BEGIN QUOTED PASSAGE

In 1887, the brewer Frederick A. Poth purchased a large corner lot at N.33rd and Powelton Avenue from Quaker industrialist John Sellers Jr. Sellers was one of Philadelphia’s richest men, a manufacturer of machinery and investor in West Philadelphia real estate. Along with the lumber merchant John McIlvain, Sellers was also a stalwart of West Philadelphia’s Quaker community. The Powelton Quakers tended to be a reserved, insular, and tech-savvy group. They were also usually shrewd business people, and often vocally anti-slavery. True to his faith’s “plainness” doctrine, Sellers lived in a boxy Italianate house at 3300 Arch Street. His cousin and mechanical polymath Coleman Sellers II — hydroelectric engineer for Niagra Falls and arguably the inventor of the first moving picture camera (the kinematoscope) — lived a few blocks to the north on Baring Street.
As they grew in wealth and prominence during the Industrial Revolution, Philadelphia Quakers struggled to balance their financial success with the trappings of weath. The older generation before the Civil War continued to wear gray and black broadcloth, address people in the non-hierarchal “thee” and “thou,” and avoid intoxicating beverages. The “frivolous” material temptations of the Gilded Age, however, proved too great for many members of the Society of Friends after the Civil War.
Few Philadelphian tycoons could be more quintessentially Gilded Age than the portly brewer Frederick A. Poth. When he bought the corner lot from Sellers in 1887, the self-made German immigrant was one of the city’s biggest brewers, owner of F.A. Poth & Sons at 31st and Jefferson Street, located in the section of North Philadelphia still known as Brewerytown. Poth — who still spoke in the gutteral accent of the “old country” — was many things: a tough businessman, an amateur singer in German musical societies, gentleman farmer (at his country property in Norristown), dedicated Mason, bon vivant clubman, and sharp real estate investor. Soon after purchasing the Sellers lot, he immediately commissioned the relatively obscure architect Alfred W. Dilks Jr. to build a new family home.
Why Poth selected Dilks is a bit of a mystery, especially when he could have chosen the likes of the colorful Frank Furness (then hard at work on the University of Pennsylvania’s new library) or the buttoned-up Theophilus Parsons Chandler Jr. (a distinguished professor at the University and also Dilks’ mentor). Just before he started drafting designs for the Poth mansion, Dilks finished a speculative rowhouse development for Poth and his fellow brewer Edward Schmidt on the 3300 block of Arch Street. The new houses were cheek-by-jowl with the sober John Sellers mansion. The 1985 National Register nomination of the Poth-Schmidt rowhouses sums up Dilks’s design approach: “As a consequence of Dilks’ training, and his understanding of contemporary taste, the buildings that he designed for Arch Street are among Philadelphia’s most important examples of the Queen Anne style, showing all of its essential features. Those include the Japanese influenced porch details, which alternate with the Mediaevalizing knee braces of other porch details; the empathetic use of brick detail to describe architectural weight; and the multiple textures from painted wood to smooth brick, to shadow catching hung tile. The buildings were further enlivened by formal variation within the group that adds to the richness of the ensemble. There are few equals to the Dilks achievement in the generally plain Quaker City.”

END QUOTED PASSAGE

▶ SET OF TASKS
**1)** Write out the stretch of the Poth passage from "As they grew" through "the Civil War.".
**2)** According to the Poth passage, where was the brewery F.A. Poth & Sons located?
**3)** Carry on the account of Frederick A. Poth and his architect Alfred W. Dilks Jr. from the point at which it ends.
The data that follow are separate material and unrelated to the passage on Frederick A. Poth.

BEGIN SOURCE EXCERPT

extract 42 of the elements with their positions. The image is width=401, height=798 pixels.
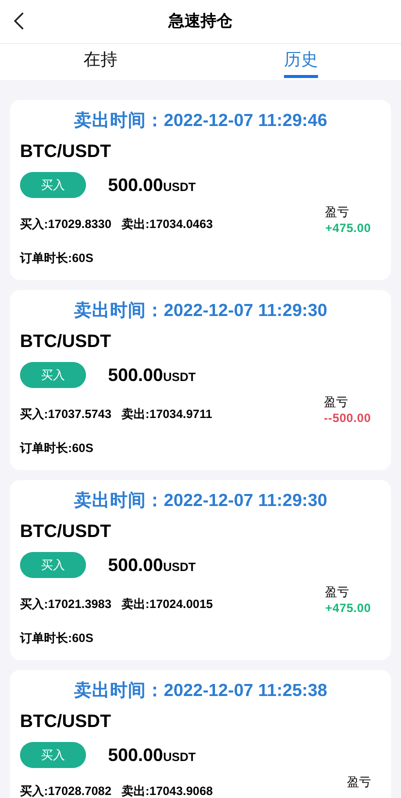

END SOURCE EXCERPT

▶ TASK RESPONSES
**1)**
As they grew in wealth and prominence during the Industrial Revolution, Philadelphia Quakers struggled to balance their financial success with the trappings of weath. The older generation before the Civil War continued to wear gray and black broadcloth, address people in the non-hierarchal “thee” and “thou,” and avoid intoxicating beverages. The “frivolous” material temptations of the Gilded Age, however, proved too great for many members of the Society of Friends after the Civil War.

**2)** At 31st and Jefferson Street, in the section of North Philadelphia known as Brewerytown.

**3)**
Definitely not plain, and very un-Quaker, indeed. And a strange choice of architect for a man a later biographer would eulogize as being “a man of simple tastes.” Yet it was also industrial mechanization that had made the increasingly use of ornament not only possible, but affordable. Although Dilks specialized in the so-called Queen Anne style, the house he designed for the Poth family at 216 N. 33rd Street can best be described as German “Beer Baron” baroque, a Rhineland castle transported to the banks of the Schuylkill River. Compared to the flat surfaces of the surrounding Italianate houses, Poth’s brick mansion is ornate and exuberant. To trolley riders and pedestrians, its jagged roofline, protruding turrets, and fiery terra cotta details must have screamed for attention. The irony was that all of this historicist ornament in brick, wood, and metal was made possible — and economically feasible — by the mass-production celebrated at the city’s 1876 Centennial Exposition. Mechanical jigsaws, for example, could churn out intricate gingerbread wood trim in minutes. Mechanized presses could transform tin sheets into cornices and bay windows just as quickly.
To complete his urban ensemble, Poth commissioned fellow German-native Otto Wolf (the same architect who designed his brewery) to build another set of speculative rowhouses directly across the street from 216 N.33rd Street. He then turned his sights north and west to the old Centennial district of Parkside. Here, he commissioned Willis Hale and other young architects to built a series of enormous, three-story Flemish revival twin homes fronting the old fairgrounds.
By 1900, the Victorian streetcar suburb of West Philadelphia had reached its stylistic and economic peak. The houses had evolved from simple suburban Italianate villas into full blown semi-urban mansions. The man who had dreamed up the 19th century suburban ideal, the landscape architect Alexander Jackson Downing (1815-1852), had warned in his book The Architecture of Country Houses against castle architecture: “There is something wonderfully captivating in the idea of a battlemented castle, even to the apparently modest man, who thus shows to the world his unsuspected vein of personal ambition, by trying to make a castle of his country house. But, unless there is something of the castle in the man, it is very likely, if it be like a real castle to dwarf him to the stature of a mouse.”
The italics are Downing’s own.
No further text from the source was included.